* [Problem details]
Across the material below, how many lines contain the word "государственными"? Give only the number.

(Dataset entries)
------------------------------------------------
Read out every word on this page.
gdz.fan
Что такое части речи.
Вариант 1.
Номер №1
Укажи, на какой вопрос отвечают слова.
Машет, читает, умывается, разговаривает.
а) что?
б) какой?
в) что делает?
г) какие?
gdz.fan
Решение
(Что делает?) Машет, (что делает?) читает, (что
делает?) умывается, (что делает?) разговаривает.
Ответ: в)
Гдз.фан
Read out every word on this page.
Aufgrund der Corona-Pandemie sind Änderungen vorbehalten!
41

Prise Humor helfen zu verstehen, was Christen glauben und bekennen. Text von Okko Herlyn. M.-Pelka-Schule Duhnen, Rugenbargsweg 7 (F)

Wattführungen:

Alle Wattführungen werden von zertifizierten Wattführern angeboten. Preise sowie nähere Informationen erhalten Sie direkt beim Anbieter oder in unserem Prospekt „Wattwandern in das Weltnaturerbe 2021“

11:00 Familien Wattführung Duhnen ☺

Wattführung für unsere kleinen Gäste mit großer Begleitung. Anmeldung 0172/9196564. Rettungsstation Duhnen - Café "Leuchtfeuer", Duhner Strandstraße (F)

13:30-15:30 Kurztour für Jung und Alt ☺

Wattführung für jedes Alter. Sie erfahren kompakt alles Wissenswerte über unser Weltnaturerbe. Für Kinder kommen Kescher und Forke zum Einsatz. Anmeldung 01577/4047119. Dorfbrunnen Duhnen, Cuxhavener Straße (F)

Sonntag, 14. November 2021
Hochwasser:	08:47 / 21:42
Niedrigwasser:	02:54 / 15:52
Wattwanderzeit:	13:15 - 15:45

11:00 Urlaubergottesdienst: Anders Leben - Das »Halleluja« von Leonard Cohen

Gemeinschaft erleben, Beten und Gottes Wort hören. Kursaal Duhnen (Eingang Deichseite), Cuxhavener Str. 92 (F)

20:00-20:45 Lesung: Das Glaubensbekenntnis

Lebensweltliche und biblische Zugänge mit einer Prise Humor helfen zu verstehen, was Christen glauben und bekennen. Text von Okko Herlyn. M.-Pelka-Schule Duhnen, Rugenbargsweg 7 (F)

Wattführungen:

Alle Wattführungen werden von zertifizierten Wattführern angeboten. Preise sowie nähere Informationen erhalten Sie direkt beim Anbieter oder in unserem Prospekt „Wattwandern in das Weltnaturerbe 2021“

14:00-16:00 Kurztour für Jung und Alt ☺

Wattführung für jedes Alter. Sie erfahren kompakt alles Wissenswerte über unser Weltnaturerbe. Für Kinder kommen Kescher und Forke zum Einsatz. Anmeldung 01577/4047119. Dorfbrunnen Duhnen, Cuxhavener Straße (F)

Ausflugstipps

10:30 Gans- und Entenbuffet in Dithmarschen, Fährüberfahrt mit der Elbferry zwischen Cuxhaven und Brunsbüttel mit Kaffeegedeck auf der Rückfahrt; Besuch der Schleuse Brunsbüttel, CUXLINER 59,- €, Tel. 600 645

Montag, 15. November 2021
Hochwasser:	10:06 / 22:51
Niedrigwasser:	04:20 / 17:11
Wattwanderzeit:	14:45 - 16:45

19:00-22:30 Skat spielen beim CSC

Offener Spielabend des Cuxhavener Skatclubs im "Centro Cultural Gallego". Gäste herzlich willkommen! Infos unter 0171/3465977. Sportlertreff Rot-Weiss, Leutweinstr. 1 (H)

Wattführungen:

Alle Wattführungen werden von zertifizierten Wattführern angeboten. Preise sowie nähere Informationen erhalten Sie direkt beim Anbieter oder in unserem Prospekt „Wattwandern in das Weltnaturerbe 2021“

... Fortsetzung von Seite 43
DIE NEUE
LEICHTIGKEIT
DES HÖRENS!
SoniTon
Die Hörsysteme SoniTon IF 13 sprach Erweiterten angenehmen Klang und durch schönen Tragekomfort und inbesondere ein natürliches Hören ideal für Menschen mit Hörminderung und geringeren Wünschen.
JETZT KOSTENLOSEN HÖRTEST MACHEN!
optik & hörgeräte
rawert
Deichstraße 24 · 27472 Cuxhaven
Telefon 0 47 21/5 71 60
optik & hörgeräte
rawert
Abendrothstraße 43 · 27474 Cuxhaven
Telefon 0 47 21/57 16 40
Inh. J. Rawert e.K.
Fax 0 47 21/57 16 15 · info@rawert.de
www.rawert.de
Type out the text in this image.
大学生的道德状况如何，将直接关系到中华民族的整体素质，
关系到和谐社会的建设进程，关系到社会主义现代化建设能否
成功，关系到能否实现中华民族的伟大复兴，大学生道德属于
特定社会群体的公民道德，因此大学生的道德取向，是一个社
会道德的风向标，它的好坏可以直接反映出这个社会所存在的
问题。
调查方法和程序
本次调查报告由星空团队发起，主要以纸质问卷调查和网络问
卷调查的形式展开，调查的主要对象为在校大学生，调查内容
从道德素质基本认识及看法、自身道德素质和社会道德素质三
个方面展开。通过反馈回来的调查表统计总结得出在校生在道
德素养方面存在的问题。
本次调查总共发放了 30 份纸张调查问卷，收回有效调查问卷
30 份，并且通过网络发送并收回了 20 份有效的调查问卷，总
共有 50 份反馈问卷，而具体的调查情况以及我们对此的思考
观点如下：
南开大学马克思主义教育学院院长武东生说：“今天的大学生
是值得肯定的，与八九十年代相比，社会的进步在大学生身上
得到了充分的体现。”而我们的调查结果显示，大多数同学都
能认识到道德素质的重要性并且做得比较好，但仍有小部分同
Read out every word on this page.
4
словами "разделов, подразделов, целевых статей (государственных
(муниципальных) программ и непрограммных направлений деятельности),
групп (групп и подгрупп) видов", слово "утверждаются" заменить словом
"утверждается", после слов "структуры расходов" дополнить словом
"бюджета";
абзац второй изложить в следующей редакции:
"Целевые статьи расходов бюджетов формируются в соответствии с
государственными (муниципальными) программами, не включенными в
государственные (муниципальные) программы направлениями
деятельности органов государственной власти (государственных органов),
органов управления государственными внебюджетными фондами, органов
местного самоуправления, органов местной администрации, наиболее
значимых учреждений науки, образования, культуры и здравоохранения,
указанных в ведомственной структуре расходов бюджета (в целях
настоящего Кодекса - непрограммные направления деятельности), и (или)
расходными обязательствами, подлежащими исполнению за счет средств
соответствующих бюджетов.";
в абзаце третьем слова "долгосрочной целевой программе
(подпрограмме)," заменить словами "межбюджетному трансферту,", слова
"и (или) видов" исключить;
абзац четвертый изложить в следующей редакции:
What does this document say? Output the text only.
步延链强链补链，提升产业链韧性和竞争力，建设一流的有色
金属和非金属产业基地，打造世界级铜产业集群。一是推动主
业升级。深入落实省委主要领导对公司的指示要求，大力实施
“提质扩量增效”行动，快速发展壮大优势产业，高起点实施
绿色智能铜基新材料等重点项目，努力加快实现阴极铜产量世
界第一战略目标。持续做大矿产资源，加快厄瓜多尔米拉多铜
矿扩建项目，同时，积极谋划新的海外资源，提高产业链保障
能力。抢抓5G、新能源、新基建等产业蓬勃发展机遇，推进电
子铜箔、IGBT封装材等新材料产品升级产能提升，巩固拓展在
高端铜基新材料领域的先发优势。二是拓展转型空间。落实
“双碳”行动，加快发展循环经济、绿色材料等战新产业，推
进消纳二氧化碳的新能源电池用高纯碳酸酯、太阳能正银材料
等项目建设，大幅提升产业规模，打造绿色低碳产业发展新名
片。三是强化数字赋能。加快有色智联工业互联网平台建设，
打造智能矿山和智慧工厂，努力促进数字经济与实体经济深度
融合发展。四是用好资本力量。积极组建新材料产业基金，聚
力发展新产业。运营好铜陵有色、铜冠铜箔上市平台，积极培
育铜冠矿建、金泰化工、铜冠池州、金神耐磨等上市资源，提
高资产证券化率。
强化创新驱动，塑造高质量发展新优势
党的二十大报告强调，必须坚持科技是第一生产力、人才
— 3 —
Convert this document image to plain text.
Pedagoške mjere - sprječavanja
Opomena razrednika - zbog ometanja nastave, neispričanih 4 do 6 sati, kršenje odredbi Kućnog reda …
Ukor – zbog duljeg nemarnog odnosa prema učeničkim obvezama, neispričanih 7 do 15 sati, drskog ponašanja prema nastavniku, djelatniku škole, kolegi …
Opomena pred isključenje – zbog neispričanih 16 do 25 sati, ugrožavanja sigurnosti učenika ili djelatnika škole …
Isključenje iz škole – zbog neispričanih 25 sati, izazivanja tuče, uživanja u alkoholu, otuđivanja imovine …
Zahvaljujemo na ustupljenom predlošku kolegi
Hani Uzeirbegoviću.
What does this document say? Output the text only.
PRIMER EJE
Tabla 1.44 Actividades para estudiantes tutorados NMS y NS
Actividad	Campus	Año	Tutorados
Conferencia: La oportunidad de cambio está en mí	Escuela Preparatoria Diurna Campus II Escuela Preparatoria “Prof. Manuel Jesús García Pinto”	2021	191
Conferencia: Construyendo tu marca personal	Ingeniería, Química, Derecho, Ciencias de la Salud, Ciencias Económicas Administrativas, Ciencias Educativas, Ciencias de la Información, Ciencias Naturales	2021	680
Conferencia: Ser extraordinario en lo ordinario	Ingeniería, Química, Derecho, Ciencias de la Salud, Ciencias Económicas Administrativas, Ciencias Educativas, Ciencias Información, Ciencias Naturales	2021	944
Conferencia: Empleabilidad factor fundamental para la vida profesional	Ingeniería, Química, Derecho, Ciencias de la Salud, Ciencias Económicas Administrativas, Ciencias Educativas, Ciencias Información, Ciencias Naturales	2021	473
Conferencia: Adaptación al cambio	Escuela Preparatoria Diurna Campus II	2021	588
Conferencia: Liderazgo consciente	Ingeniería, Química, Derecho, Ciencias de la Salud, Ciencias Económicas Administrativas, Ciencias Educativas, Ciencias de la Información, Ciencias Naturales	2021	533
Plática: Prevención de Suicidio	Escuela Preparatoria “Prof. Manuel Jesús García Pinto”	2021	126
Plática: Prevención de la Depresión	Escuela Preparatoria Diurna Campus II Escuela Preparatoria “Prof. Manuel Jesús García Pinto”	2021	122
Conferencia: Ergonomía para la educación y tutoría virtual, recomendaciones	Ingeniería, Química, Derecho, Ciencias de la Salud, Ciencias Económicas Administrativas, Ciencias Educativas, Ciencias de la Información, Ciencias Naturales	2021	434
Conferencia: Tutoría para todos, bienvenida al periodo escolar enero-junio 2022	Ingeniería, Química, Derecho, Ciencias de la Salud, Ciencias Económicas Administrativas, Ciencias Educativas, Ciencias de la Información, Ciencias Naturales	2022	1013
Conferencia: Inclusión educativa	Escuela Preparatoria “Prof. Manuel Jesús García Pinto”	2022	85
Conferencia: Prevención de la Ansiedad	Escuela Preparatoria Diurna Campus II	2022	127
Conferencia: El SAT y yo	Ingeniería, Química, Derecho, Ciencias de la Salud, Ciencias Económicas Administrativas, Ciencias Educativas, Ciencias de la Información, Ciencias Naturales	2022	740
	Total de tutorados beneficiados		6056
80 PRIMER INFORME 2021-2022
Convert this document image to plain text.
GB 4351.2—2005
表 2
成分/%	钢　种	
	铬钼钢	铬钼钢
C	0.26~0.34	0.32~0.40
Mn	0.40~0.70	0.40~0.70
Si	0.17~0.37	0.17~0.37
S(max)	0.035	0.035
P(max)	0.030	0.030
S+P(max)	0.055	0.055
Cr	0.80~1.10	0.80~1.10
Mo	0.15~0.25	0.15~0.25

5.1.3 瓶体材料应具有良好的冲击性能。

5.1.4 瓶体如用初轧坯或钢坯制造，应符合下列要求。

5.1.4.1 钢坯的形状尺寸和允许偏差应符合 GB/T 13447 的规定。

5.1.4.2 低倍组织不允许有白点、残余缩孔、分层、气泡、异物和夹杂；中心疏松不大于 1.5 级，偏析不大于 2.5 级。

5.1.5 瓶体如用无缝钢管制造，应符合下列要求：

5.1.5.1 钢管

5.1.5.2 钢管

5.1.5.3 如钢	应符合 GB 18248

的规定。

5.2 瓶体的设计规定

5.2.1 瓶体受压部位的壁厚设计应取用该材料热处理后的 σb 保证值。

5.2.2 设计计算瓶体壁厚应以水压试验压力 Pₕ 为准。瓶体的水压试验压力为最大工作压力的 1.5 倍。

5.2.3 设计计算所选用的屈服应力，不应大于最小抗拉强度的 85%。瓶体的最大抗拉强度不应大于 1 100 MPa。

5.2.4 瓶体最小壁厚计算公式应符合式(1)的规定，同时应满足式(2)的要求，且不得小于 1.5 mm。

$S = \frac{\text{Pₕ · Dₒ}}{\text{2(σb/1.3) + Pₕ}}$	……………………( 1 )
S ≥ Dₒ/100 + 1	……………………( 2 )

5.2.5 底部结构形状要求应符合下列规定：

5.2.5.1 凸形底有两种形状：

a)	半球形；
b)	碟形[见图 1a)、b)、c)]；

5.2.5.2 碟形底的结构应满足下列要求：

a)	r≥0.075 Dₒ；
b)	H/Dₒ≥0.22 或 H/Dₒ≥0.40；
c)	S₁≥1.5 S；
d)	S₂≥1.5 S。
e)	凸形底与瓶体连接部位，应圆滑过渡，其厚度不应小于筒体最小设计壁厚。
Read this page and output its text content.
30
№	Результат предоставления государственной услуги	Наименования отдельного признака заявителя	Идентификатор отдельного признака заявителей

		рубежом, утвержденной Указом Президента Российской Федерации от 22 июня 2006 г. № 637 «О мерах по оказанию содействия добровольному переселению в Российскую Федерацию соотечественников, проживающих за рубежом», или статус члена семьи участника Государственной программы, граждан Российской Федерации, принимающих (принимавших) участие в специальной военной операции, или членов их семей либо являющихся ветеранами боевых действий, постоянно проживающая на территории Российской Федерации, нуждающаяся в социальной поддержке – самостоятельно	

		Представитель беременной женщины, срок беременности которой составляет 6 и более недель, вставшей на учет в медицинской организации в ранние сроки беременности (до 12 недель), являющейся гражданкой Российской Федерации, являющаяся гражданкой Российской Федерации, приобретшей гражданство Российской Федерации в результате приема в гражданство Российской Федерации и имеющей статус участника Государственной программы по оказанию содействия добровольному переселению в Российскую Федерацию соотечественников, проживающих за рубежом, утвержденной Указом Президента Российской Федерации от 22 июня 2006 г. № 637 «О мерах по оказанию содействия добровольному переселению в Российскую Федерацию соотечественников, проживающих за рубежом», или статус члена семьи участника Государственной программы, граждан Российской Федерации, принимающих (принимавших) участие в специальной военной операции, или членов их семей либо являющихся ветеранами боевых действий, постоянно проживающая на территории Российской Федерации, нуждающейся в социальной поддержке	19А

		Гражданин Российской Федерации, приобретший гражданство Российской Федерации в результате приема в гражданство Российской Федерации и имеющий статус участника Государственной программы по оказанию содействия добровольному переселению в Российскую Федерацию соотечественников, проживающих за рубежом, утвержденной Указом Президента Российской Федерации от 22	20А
------------------------------------------------
* [Task solution]
2